*Requirements*
List every line in the entries below that contains the string "number".

----

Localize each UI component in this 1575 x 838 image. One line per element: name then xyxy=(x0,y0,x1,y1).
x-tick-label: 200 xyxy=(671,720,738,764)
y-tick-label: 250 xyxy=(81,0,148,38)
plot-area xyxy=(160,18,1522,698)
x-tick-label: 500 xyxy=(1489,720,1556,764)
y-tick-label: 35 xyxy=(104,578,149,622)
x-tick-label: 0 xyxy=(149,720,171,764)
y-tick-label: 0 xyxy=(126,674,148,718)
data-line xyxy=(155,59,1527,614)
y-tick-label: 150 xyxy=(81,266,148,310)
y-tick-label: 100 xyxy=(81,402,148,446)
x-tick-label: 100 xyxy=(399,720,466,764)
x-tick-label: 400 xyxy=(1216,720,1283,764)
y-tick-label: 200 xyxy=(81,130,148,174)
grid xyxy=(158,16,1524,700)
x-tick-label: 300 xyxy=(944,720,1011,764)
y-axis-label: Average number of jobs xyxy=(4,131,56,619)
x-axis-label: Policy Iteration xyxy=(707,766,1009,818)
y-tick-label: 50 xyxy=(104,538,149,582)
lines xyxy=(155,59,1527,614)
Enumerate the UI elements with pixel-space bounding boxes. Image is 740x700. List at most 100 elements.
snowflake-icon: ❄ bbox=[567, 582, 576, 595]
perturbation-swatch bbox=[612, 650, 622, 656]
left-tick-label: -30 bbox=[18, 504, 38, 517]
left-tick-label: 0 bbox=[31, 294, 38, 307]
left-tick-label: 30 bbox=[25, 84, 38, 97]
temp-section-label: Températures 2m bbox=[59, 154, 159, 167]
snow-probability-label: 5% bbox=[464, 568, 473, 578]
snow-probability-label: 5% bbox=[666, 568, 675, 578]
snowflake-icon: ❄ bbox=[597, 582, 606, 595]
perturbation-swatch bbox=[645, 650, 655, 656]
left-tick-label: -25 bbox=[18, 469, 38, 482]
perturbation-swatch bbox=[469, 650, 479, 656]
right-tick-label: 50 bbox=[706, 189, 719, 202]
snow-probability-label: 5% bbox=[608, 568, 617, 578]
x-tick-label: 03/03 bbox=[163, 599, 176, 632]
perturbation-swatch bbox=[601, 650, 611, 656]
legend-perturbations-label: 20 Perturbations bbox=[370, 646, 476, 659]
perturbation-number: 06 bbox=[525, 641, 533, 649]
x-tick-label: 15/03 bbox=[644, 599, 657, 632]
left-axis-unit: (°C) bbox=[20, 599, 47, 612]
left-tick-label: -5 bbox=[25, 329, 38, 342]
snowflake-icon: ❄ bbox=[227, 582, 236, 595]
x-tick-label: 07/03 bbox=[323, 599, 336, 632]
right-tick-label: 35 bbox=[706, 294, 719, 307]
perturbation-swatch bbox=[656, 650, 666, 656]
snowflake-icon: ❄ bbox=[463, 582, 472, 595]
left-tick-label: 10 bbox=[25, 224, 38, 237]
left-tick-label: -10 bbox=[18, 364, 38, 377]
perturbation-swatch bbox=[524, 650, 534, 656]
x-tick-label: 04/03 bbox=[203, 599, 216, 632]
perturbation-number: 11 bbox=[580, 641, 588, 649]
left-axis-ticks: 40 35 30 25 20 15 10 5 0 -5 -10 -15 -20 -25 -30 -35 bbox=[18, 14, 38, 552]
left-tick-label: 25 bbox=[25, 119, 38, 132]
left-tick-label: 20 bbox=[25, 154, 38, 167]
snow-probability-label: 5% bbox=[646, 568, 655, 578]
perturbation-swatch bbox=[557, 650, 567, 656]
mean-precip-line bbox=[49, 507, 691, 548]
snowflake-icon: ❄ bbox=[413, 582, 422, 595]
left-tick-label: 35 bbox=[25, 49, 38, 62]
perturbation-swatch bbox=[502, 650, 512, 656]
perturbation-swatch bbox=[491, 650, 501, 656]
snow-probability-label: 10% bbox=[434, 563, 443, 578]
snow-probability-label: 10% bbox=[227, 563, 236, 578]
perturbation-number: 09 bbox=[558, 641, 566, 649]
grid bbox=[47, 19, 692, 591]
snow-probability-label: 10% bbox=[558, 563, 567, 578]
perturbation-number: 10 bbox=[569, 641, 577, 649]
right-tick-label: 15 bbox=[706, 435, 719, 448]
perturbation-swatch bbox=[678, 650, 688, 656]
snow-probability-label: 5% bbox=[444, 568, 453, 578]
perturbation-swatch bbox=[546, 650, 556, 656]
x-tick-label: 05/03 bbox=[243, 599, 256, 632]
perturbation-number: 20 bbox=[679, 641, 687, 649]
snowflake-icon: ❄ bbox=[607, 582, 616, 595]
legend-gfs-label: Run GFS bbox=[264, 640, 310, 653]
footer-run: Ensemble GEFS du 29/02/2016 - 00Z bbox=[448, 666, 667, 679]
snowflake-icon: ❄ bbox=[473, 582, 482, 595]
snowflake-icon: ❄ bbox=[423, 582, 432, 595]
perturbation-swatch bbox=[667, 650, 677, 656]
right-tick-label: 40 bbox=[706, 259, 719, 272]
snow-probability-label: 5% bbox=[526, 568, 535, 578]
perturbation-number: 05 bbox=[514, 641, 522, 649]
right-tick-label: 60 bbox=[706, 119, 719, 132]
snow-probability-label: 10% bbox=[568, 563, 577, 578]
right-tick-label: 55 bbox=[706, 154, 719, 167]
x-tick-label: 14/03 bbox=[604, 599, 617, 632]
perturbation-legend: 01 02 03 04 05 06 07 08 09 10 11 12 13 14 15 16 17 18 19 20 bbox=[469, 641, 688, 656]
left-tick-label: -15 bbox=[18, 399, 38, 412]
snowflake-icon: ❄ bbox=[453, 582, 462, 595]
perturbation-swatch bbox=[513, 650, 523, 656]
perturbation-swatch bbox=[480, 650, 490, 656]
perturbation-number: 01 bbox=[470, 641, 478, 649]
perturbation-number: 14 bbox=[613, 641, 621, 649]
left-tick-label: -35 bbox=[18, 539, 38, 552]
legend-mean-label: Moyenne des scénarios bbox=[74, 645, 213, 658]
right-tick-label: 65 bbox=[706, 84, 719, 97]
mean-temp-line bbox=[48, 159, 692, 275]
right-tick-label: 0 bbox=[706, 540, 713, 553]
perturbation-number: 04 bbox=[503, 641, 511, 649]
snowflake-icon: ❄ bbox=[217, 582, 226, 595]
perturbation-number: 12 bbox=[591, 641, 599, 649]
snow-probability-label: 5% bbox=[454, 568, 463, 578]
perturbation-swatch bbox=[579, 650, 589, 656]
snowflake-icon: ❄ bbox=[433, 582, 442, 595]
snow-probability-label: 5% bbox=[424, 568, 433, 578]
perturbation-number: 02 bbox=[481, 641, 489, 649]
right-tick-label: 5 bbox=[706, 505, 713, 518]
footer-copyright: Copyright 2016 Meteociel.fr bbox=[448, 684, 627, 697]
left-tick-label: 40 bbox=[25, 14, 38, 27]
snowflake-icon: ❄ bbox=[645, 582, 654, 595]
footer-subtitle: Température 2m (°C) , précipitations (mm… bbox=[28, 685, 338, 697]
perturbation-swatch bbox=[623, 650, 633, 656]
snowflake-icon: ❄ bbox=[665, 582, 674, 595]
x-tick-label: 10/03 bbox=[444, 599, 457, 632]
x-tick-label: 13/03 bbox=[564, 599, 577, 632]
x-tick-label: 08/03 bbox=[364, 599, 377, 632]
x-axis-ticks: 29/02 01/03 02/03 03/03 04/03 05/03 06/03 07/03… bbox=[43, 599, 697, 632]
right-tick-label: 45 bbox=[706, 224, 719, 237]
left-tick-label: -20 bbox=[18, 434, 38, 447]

----

*Task result*
y-axis-label: Average number of jobs xyxy=(4,131,56,619)
perturbation-number: 06 bbox=[525, 641, 533, 649]
perturbation-number: 11 bbox=[580, 641, 588, 649]
perturbation-number: 09 bbox=[558, 641, 566, 649]
perturbation-number: 10 bbox=[569, 641, 577, 649]
perturbation-number: 20 bbox=[679, 641, 687, 649]
perturbation-number: 05 bbox=[514, 641, 522, 649]
perturbation-number: 01 bbox=[470, 641, 478, 649]
perturbation-number: 14 bbox=[613, 641, 621, 649]
perturbation-number: 04 bbox=[503, 641, 511, 649]
perturbation-number: 12 bbox=[591, 641, 599, 649]
perturbation-number: 02 bbox=[481, 641, 489, 649]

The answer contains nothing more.